§ **Items listed in a dataset**:
-- -- --
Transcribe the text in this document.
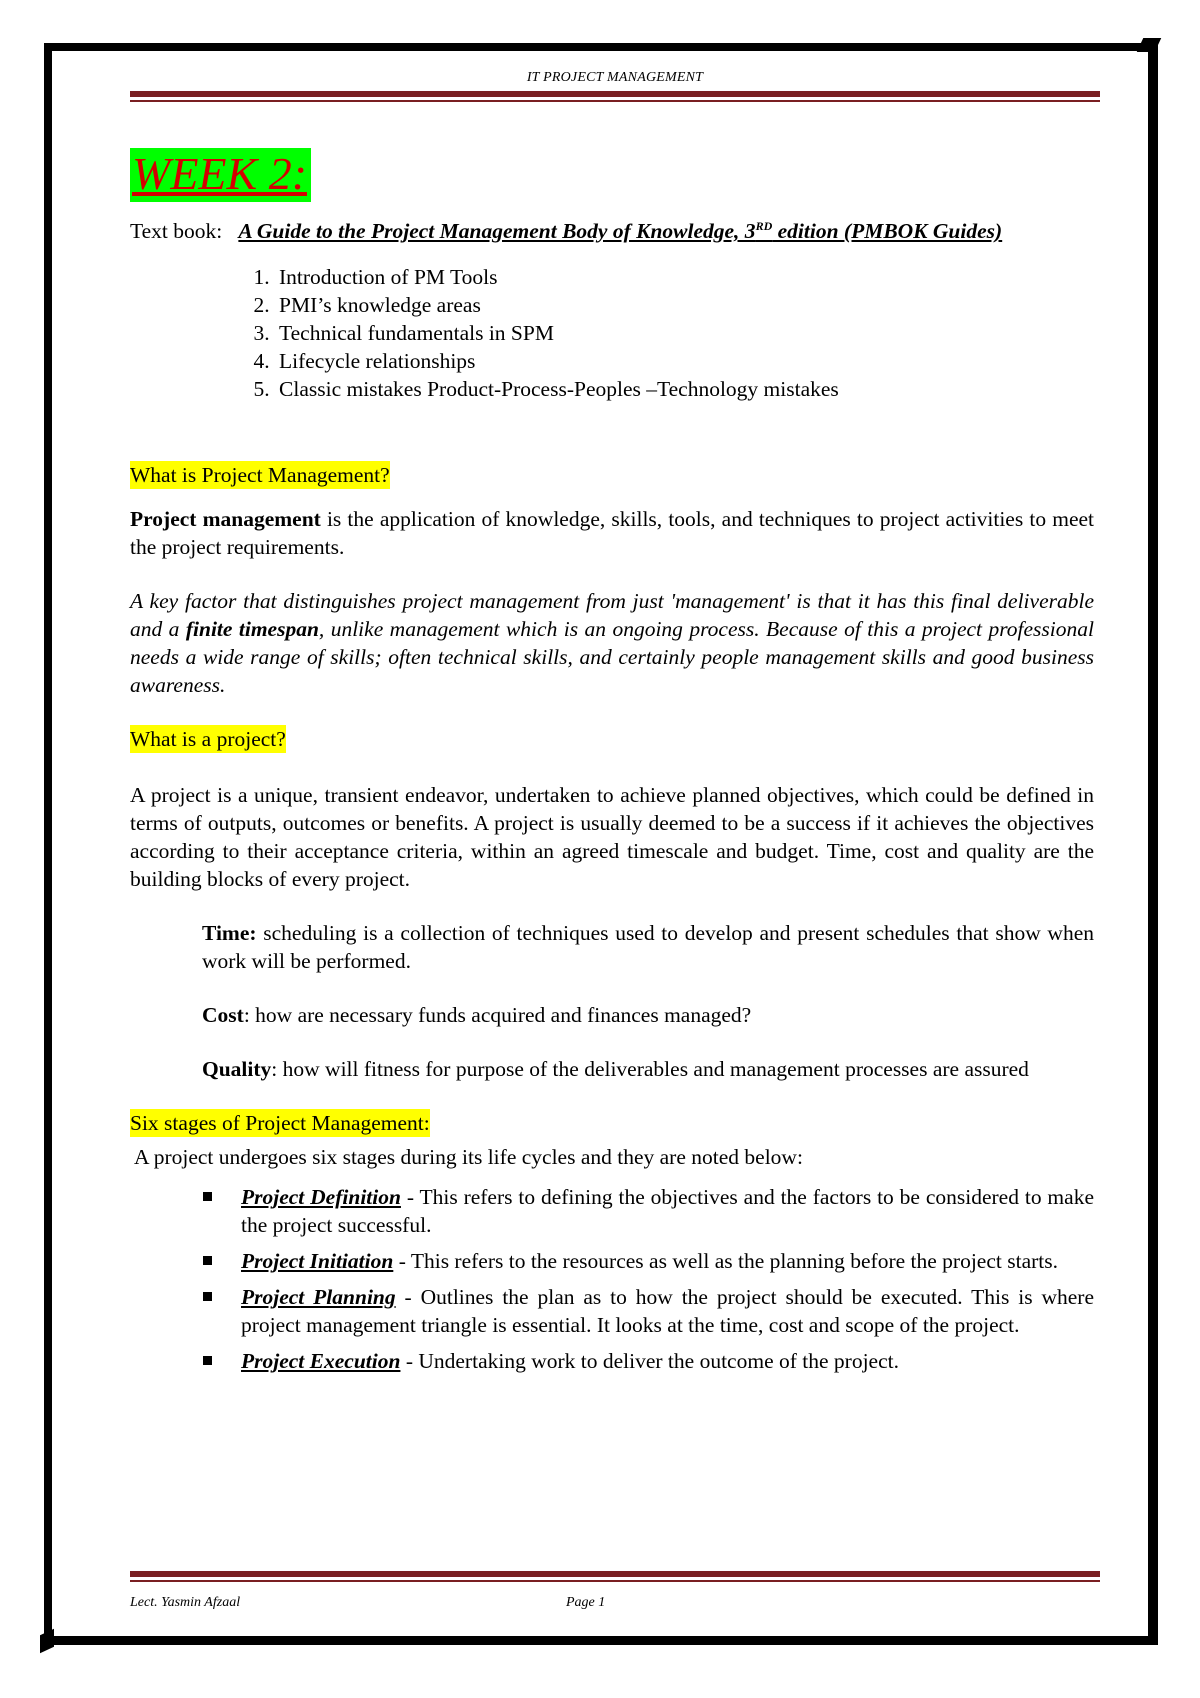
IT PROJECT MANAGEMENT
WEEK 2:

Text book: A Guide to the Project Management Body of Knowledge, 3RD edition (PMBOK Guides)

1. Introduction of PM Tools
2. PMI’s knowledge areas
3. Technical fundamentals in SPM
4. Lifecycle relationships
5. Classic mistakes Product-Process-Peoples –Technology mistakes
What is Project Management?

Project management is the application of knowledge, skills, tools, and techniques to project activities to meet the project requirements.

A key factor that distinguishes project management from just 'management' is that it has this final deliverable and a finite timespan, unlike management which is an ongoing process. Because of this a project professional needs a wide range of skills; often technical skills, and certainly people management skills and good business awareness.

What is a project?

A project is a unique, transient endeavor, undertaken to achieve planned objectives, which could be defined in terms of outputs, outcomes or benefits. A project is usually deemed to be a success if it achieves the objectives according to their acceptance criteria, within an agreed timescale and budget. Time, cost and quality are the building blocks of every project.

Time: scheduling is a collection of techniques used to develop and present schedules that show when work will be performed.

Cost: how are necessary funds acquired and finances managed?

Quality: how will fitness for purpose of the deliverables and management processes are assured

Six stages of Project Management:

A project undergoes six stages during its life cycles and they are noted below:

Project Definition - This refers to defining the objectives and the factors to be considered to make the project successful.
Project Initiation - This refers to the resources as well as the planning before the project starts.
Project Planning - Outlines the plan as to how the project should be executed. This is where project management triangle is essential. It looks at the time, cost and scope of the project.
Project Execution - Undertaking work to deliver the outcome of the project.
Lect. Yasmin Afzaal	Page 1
-- -- --
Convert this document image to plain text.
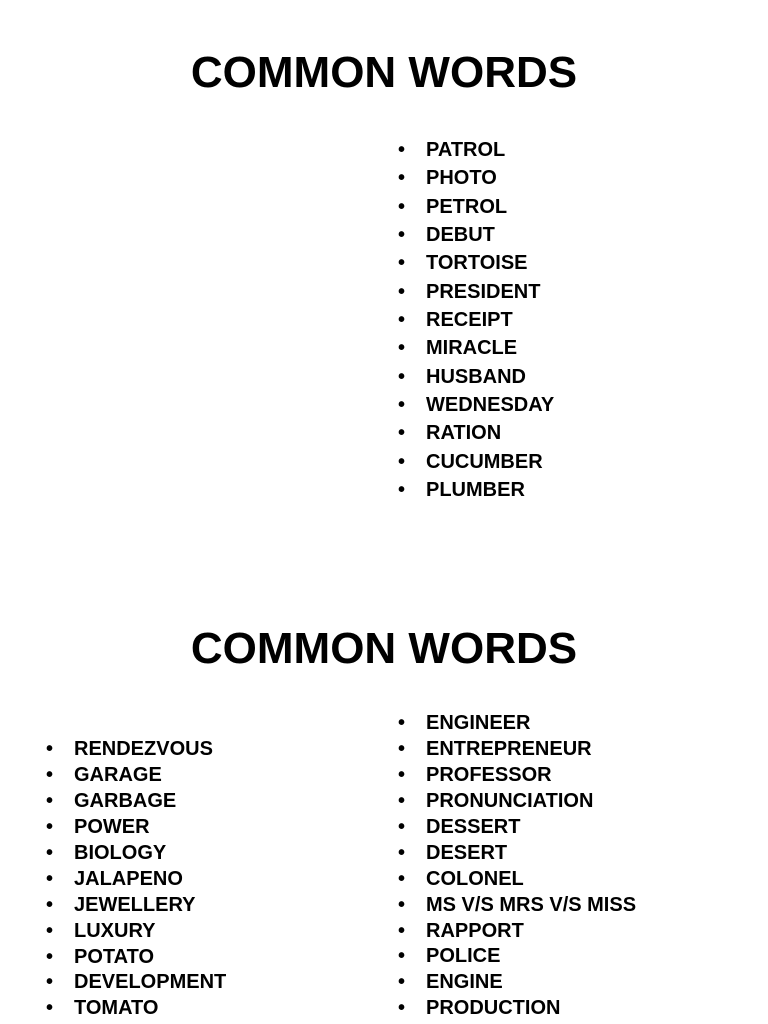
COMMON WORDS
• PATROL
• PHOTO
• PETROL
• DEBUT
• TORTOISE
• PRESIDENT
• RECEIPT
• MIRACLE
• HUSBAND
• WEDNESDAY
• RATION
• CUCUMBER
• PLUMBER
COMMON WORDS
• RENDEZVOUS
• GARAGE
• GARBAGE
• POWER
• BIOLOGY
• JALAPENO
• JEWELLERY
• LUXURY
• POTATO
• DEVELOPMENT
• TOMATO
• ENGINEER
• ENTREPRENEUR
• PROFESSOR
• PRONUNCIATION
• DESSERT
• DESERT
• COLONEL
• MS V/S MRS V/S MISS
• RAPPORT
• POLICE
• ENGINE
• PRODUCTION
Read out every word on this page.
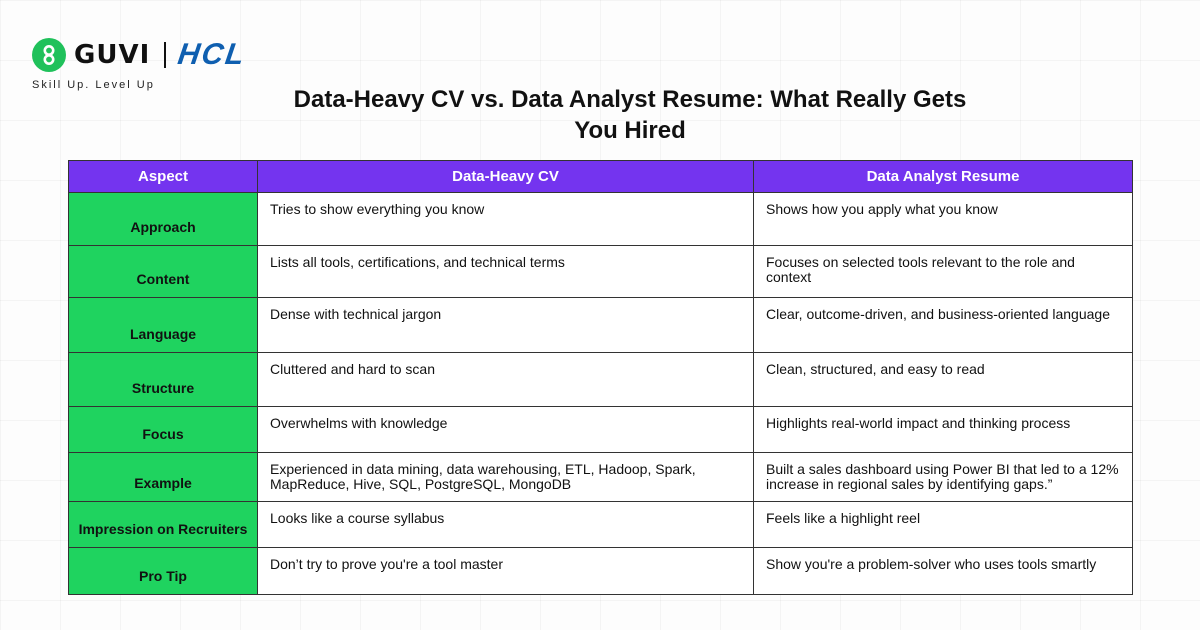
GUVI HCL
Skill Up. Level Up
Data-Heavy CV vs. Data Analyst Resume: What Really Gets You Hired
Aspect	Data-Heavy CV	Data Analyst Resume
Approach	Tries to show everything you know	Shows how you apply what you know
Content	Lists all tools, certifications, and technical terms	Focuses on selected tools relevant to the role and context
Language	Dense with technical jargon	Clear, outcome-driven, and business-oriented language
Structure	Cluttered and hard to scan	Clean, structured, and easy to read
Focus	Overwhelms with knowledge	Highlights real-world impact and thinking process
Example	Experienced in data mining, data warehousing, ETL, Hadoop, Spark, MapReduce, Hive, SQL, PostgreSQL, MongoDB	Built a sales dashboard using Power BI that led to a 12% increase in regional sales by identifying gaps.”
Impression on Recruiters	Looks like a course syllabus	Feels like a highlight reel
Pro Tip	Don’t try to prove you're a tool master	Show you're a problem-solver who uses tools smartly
-- -- --
Which lines hold the string "Resume"? Copy all of them from the data above.

§ **Answer to this task**:
Data-Heavy CV vs. Data Analyst Resume: What Really Gets You Hired
Aspect	Data-Heavy CV	Data Analyst Resume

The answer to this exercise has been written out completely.